● **Material for the task**:
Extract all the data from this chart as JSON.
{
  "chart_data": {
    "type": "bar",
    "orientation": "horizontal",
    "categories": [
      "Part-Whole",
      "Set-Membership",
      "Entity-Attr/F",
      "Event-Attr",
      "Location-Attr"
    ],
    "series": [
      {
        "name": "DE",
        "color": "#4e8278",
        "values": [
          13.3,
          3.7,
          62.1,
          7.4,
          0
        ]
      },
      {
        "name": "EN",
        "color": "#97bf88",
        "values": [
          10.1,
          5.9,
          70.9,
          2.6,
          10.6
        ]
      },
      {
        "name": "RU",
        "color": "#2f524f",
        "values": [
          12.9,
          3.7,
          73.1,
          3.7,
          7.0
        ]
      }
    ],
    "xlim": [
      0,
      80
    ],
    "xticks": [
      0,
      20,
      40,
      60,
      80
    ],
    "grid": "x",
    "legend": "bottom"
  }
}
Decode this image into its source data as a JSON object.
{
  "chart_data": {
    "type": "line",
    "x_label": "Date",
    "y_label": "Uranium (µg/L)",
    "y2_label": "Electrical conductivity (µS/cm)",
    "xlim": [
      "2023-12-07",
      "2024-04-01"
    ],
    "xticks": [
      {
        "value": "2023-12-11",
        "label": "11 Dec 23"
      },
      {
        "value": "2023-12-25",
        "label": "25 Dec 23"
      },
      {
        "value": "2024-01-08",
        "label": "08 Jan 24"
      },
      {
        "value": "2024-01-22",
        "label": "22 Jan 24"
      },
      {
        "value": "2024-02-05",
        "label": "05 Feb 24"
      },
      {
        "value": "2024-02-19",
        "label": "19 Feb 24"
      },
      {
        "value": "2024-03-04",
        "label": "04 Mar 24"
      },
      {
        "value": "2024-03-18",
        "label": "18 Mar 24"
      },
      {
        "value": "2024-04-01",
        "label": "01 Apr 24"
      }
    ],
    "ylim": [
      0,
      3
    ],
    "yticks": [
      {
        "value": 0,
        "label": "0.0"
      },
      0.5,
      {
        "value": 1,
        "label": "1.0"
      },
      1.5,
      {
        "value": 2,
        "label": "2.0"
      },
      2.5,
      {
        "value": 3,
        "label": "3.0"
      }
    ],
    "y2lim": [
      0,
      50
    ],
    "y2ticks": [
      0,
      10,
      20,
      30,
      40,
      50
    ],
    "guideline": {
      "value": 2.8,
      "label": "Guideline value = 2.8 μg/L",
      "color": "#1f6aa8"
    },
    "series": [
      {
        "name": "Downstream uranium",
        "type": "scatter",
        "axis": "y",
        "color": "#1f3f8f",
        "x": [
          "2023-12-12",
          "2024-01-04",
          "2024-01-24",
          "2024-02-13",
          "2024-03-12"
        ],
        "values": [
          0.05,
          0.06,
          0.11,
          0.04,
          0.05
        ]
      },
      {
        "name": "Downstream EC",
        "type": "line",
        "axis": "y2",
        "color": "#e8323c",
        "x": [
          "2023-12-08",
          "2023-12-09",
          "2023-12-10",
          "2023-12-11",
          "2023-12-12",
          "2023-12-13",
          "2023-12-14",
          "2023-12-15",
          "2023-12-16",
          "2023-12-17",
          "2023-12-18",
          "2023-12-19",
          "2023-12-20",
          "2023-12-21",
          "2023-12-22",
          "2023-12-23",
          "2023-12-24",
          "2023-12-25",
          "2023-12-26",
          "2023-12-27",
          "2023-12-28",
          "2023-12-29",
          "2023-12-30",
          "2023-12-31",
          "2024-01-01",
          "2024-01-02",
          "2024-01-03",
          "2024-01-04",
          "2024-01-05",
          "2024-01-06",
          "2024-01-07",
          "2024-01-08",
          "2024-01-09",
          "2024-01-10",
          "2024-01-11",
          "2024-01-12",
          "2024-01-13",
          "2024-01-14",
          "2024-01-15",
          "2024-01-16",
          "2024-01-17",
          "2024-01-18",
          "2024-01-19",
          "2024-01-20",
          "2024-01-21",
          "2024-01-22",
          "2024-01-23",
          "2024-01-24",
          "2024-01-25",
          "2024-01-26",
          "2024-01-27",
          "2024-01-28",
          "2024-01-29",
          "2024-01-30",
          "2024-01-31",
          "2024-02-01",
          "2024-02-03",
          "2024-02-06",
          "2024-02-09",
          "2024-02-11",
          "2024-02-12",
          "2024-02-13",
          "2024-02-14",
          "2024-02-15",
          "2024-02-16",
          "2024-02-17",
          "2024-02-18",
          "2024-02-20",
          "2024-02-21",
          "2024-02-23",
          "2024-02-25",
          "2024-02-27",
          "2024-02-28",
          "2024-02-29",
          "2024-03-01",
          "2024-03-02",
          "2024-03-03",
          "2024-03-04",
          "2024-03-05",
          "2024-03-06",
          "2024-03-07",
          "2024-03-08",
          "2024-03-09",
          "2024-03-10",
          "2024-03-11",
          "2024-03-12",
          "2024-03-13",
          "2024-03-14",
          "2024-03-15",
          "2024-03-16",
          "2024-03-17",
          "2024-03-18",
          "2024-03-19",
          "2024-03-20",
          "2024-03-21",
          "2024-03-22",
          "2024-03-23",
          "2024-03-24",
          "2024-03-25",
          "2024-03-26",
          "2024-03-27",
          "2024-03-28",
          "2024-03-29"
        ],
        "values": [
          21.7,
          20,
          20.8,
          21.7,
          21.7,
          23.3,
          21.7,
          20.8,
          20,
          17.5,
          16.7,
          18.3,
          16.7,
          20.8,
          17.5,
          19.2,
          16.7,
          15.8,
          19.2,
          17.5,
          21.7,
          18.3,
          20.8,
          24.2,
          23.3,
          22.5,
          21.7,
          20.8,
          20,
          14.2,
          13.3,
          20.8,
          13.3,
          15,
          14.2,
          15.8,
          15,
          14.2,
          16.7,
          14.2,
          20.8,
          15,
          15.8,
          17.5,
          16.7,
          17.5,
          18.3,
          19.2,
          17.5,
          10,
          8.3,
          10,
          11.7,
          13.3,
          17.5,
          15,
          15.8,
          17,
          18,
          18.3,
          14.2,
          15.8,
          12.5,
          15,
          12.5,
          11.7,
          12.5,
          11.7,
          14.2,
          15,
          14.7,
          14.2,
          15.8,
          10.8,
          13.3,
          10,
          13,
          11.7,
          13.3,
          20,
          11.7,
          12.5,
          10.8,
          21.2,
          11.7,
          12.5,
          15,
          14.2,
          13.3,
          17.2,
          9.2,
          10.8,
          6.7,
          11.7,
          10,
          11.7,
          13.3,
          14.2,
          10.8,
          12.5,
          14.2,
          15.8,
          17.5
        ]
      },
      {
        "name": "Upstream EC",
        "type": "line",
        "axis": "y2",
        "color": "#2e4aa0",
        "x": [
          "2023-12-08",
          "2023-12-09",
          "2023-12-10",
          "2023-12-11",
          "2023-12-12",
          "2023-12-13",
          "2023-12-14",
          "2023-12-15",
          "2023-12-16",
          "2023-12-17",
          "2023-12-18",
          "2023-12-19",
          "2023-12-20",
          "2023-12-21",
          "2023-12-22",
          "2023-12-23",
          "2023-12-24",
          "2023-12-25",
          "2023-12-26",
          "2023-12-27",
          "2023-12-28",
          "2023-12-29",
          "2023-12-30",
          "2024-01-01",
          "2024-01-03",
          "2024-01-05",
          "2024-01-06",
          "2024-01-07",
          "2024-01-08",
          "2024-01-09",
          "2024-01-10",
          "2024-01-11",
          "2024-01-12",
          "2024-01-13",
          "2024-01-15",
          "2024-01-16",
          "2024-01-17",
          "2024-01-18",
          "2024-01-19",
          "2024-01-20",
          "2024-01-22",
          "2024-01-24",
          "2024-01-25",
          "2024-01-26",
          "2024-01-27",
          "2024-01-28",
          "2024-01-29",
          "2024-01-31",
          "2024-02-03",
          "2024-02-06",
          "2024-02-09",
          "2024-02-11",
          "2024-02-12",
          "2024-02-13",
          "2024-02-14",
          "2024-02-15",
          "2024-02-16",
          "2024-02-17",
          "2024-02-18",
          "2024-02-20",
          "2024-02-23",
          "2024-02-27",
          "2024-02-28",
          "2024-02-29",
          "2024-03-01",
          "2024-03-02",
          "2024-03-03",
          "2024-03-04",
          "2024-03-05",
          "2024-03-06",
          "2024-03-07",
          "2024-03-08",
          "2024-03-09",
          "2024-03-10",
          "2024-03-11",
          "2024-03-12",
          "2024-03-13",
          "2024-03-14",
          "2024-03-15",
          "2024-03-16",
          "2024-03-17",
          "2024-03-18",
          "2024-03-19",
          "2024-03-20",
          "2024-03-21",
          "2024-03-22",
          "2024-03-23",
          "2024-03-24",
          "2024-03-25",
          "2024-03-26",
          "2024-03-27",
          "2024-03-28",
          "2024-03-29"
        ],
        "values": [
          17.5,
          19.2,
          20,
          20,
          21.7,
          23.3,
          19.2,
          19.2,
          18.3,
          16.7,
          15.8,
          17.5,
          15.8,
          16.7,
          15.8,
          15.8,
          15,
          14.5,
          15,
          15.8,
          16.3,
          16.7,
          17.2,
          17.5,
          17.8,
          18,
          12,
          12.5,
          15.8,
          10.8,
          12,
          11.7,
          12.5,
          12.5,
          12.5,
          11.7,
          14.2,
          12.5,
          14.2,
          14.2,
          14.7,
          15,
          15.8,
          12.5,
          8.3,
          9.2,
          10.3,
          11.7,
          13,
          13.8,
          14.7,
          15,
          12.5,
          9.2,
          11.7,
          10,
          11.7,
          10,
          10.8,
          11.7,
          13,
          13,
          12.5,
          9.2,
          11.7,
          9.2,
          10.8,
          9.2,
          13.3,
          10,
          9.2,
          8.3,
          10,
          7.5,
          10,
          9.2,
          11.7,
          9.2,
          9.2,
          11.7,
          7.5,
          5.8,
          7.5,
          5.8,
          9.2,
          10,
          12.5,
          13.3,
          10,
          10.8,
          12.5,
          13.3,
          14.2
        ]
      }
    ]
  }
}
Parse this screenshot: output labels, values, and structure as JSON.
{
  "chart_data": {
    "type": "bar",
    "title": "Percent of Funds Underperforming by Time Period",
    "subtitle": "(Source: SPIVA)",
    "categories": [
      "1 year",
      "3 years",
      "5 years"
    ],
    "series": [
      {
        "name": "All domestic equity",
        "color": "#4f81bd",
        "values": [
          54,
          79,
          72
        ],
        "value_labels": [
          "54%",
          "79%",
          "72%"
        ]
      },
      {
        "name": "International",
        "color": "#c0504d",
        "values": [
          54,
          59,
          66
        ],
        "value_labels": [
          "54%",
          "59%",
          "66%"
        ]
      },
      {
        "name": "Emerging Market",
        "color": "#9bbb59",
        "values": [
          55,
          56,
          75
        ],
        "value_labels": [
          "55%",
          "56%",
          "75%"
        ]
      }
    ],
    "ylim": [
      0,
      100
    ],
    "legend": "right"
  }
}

● **Problem description**:
Show all lines above holding "this".

● **The completed task**:
Extract all the data from this chart as JSON.
Decode this image into its source data as a JSON object.
Parse this screenshot: output labels, values, and structure as JSON.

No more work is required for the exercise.